▸ **SUPPLIED MATERIAL**
+ + + + +
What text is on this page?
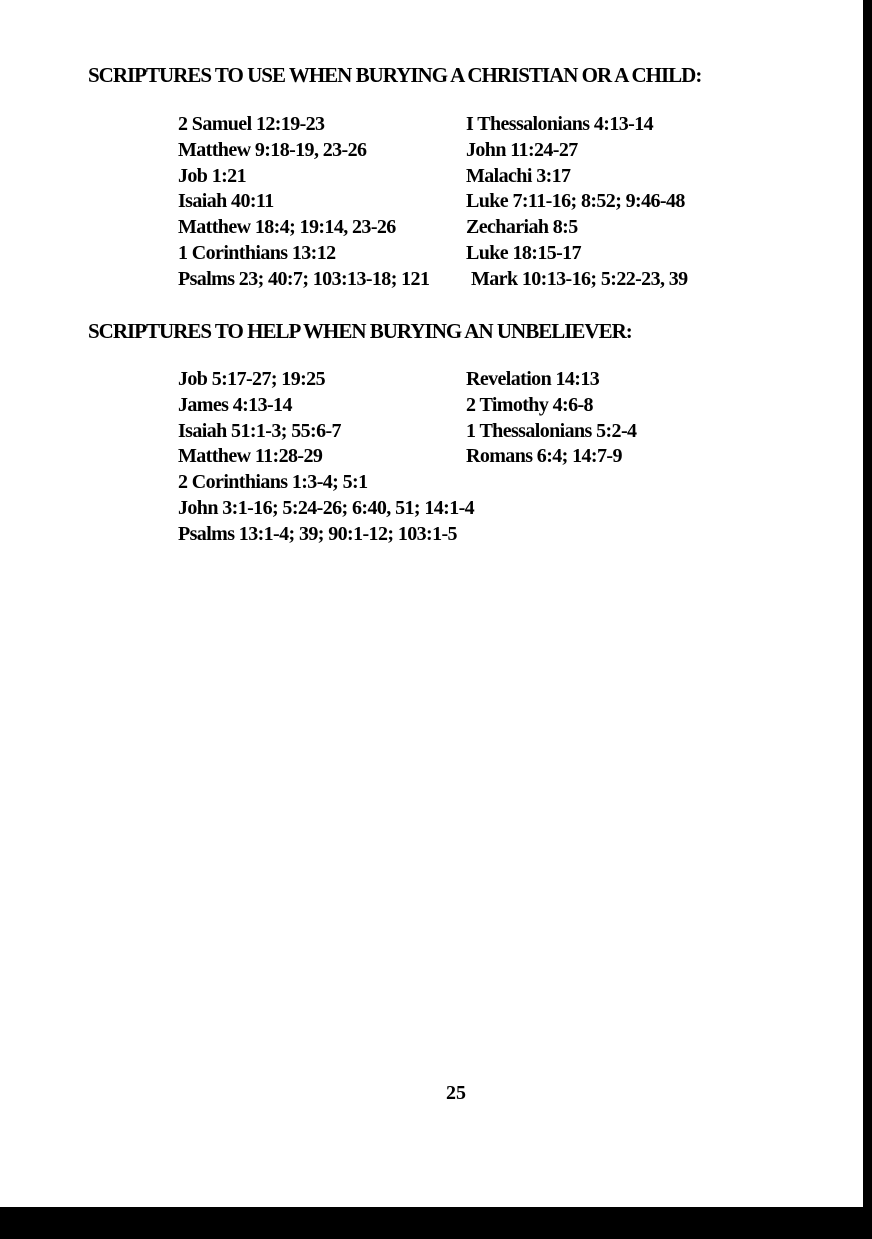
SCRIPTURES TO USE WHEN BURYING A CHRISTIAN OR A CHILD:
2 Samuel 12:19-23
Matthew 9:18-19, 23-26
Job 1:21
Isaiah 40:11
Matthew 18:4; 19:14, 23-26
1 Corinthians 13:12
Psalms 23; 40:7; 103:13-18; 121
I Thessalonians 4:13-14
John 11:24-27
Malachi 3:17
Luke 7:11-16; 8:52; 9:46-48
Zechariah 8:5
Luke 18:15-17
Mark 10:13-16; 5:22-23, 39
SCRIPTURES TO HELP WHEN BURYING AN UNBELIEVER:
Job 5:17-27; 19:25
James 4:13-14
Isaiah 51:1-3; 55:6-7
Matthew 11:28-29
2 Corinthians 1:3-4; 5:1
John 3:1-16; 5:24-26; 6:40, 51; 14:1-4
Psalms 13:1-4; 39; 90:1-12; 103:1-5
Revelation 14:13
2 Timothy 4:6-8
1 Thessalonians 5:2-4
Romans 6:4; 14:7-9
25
+ + + + +
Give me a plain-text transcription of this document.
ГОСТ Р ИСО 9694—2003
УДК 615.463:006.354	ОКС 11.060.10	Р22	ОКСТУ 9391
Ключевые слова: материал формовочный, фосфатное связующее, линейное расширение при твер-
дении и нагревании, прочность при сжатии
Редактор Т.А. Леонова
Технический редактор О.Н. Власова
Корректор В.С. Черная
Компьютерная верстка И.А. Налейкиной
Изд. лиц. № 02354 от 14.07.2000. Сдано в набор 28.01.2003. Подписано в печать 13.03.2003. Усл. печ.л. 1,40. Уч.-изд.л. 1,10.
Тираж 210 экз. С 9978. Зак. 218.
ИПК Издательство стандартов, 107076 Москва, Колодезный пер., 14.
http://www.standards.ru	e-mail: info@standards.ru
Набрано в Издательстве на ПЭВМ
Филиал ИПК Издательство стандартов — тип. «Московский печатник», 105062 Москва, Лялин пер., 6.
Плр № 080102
+ + + + +
Only the number is needed here: how many lines of the records contain "SCRIPTURES"?

▸ **SOLUTION FOR THIS PROBLEM**
2